[Start of Provided data]
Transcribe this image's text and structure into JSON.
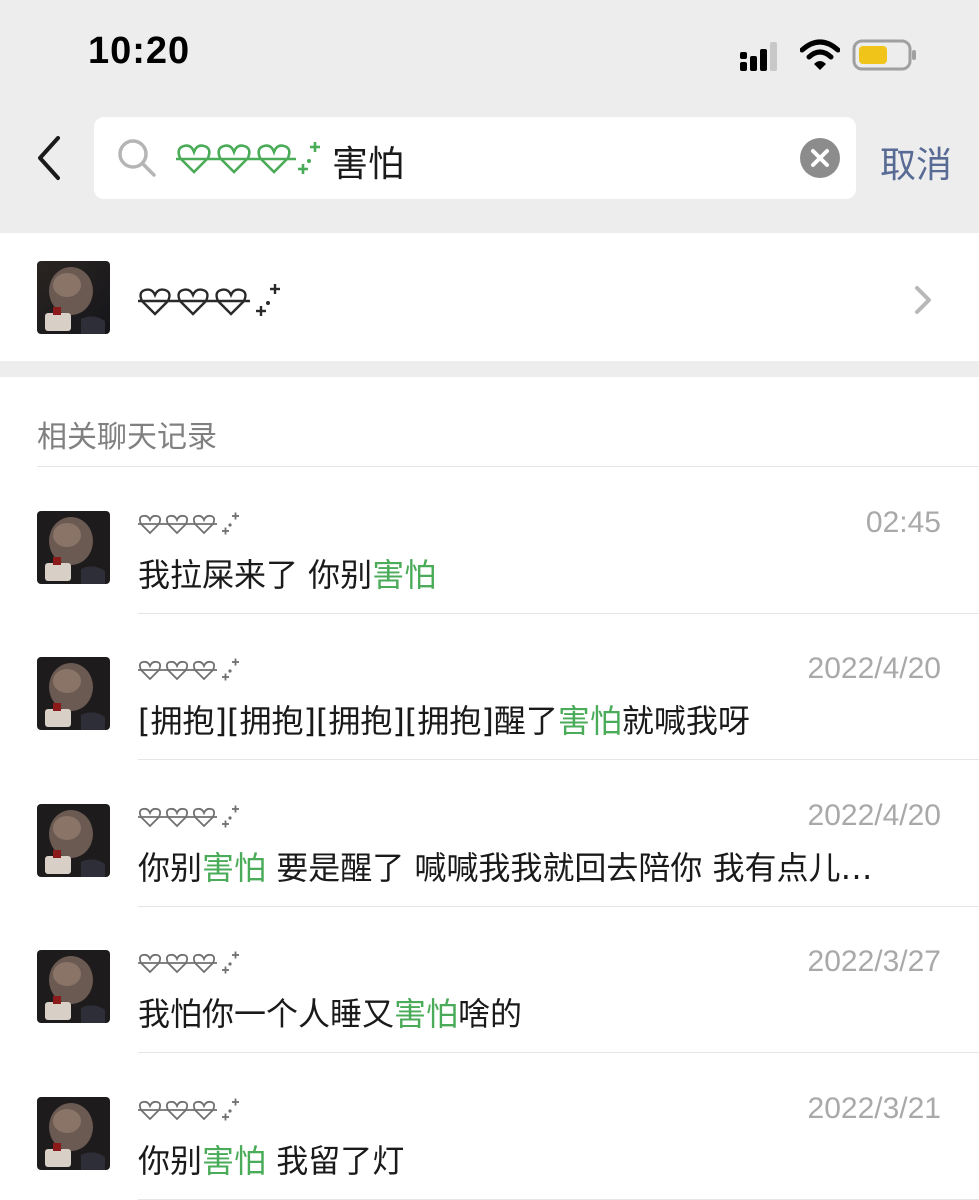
{
  "status_bar": {
    "time": "10:20"
  },
  "search": {
    "query_text": "害怕",
    "cancel_label": "取消"
  },
  "contact": {
    "name_icon": "strikethrough-hearts-sparkle"
  },
  "section": {
    "title": "相关聊天记录"
  },
  "results": [
    {
      "date": "02:45",
      "before": "我拉屎来了 你别",
      "highlight": "害怕",
      "after": ""
    },
    {
      "date": "2022/4/20",
      "before": "[拥抱][拥抱][拥抱][拥抱]醒了",
      "highlight": "害怕",
      "after": "就喊我呀"
    },
    {
      "date": "2022/4/20",
      "before": "你别",
      "highlight": "害怕",
      "after": " 要是醒了  喊喊我我就回去陪你 我有点儿…"
    },
    {
      "date": "2022/3/27",
      "before": "我怕你一个人睡又",
      "highlight": "害怕",
      "after": "啥的"
    },
    {
      "date": "2022/3/21",
      "before": "你别",
      "highlight": "害怕",
      "after": " 我留了灯"
    }
  ],
  "colors": {
    "highlight": "#4aab58",
    "cancel": "#576b95",
    "background": "#ededed"
  }
}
[End of Provided data]
_Task description_. Check each line of the records for the word "before" and extract those that contain it.

_Task response_.
      "before": "我拉屎来了 你别",
      "before": "[拥抱][拥抱][拥抱][拥抱]醒了",
      "before": "你别",
      "before": "我怕你一个人睡又",
      "before": "你别",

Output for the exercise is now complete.